Goal
From the listing below, extract every line containing "食品接触材料".

The data
□ □ □ □ □ □ □
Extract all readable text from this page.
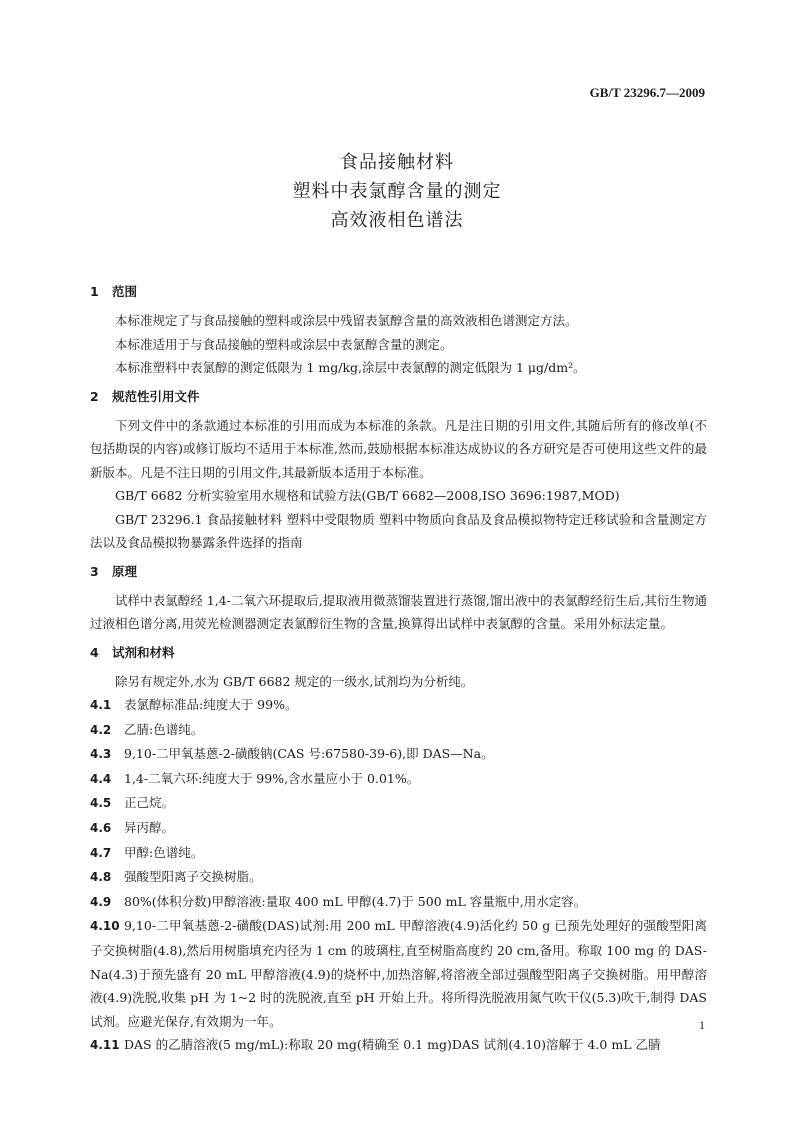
GB/T 23296.7—2009
食品接触材料
塑料中表氯醇含量的测定
高效液相色谱法
1 范围

本标准规定了与食品接触的塑料或涂层中残留表氯醇含量的高效液相色谱测定方法。

本标准适用于与食品接触的塑料或涂层中表氯醇含量的测定。

本标准塑料中表氯醇的测定低限为 1 mg/kg,涂层中表氯醇的测定低限为 1 μg/dm²。

2 规范性引用文件

下列文件中的条款通过本标准的引用而成为本标准的条款。凡是注日期的引用文件,其随后所有的修改单(不包括勘误的内容)或修订版均不适用于本标准,然而,鼓励根据本标准达成协议的各方研究是否可使用这些文件的最新版本。凡是不注日期的引用文件,其最新版本适用于本标准。

GB/T 6682 分析实验室用水规格和试验方法(GB/T 6682—2008,ISO 3696:1987,MOD)

GB/T 23296.1 食品接触材料 塑料中受限物质 塑料中物质向食品及食品模拟物特定迁移试验和含量测定方法以及食品模拟物暴露条件选择的指南

3 原理

试样中表氯醇经 1,4-二氧六环提取后,提取液用微蒸馏装置进行蒸馏,馏出液中的表氯醇经衍生后,其衍生物通过液相色谱分离,用荧光检测器测定表氯醇衍生物的含量,换算得出试样中表氯醇的含量。采用外标法定量。

4 试剂和材料

除另有规定外,水为 GB/T 6682 规定的一级水,试剂均为分析纯。

4.1 表氯醇标准品:纯度大于 99%。

4.2 乙腈:色谱纯。

4.3 9,10-二甲氧基蒽-2-磺酸钠(CAS 号:67580-39-6),即 DAS—Na。

4.4 1,4-二氧六环:纯度大于 99%,含水量应小于 0.01%。

4.5 正己烷。

4.6 异丙醇。

4.7 甲醇:色谱纯。

4.8 强酸型阳离子交换树脂。

4.9 80%(体积分数)甲醇溶液:量取 400 mL 甲醇(4.7)于 500 mL 容量瓶中,用水定容。

4.10 9,10-二甲氧基蒽-2-磺酸(DAS)试剂:用 200 mL 甲醇溶液(4.9)活化约 50 g 已预先处理好的强酸型阳离子交换树脂(4.8),然后用树脂填充内径为 1 cm 的玻璃柱,直至树脂高度约 20 cm,备用。称取 100 mg 的 DAS-Na(4.3)于预先盛有 20 mL 甲醇溶液(4.9)的烧杯中,加热溶解,将溶液全部过强酸型阳离子交换树脂。用甲醇溶液(4.9)洗脱,收集 pH 为 1~2 时的洗脱液,直至 pH 开始上升。将所得洗脱液用氮气吹干仪(5.3)吹干,制得 DAS 试剂。应避光保存,有效期为一年。

4.11 DAS 的乙腈溶液(5 mg/mL):称取 20 mg(精确至 0.1 mg)DAS 试剂(4.10)溶解于 4.0 mL 乙腈

1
□ □ □ □ □ □ □
Exercise solution
食品接触材料
GB/T 23296.1 食品接触材料 塑料中受限物质 塑料中物质向食品及食品模拟物特定迁移试验和含量测定方法以及食品模拟物暴露条件选择的指南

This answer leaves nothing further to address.